───── ENTRIES PROVIDED

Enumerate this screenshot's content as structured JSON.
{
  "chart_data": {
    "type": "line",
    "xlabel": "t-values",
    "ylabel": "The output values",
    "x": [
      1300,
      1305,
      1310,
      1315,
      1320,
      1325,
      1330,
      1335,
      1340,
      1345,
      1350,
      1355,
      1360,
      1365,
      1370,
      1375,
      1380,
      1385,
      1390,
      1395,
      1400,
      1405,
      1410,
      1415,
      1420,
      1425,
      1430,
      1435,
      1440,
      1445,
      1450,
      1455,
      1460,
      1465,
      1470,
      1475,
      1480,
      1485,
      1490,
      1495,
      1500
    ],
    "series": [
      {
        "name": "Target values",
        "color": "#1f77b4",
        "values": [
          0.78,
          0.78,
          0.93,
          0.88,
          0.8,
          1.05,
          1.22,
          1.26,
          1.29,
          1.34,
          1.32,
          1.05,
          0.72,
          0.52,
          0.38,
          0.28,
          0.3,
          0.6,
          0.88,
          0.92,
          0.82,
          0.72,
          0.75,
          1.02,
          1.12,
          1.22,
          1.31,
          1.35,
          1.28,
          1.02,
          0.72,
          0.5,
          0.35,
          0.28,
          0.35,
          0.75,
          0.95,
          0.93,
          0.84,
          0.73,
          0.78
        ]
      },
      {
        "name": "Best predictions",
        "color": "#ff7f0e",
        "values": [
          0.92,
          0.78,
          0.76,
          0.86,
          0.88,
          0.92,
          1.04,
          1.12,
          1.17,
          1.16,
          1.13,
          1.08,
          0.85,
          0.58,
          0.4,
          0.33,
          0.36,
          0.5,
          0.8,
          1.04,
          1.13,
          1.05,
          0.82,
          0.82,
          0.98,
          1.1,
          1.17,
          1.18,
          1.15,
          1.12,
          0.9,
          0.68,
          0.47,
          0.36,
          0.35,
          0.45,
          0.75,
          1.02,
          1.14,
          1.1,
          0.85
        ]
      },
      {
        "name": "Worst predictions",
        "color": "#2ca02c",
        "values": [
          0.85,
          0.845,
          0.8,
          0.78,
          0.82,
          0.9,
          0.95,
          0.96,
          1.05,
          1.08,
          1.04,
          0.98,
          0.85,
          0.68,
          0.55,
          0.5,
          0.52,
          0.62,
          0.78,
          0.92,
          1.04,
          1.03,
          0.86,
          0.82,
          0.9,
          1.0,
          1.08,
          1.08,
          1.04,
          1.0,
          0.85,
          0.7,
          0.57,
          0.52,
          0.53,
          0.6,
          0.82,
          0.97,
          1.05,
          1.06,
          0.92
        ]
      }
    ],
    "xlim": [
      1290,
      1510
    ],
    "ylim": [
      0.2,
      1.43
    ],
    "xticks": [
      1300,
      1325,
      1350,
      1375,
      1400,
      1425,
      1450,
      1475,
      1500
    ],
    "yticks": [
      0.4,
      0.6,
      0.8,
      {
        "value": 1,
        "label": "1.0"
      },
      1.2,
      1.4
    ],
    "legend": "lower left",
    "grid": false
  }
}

──────────

• EXERCISE OBJECTIVE: Pick each line holding the word "predictions" out of the listing.

• WRITTEN SOLUTION:
        "name": "Best predictions",
        "name": "Worst predictions",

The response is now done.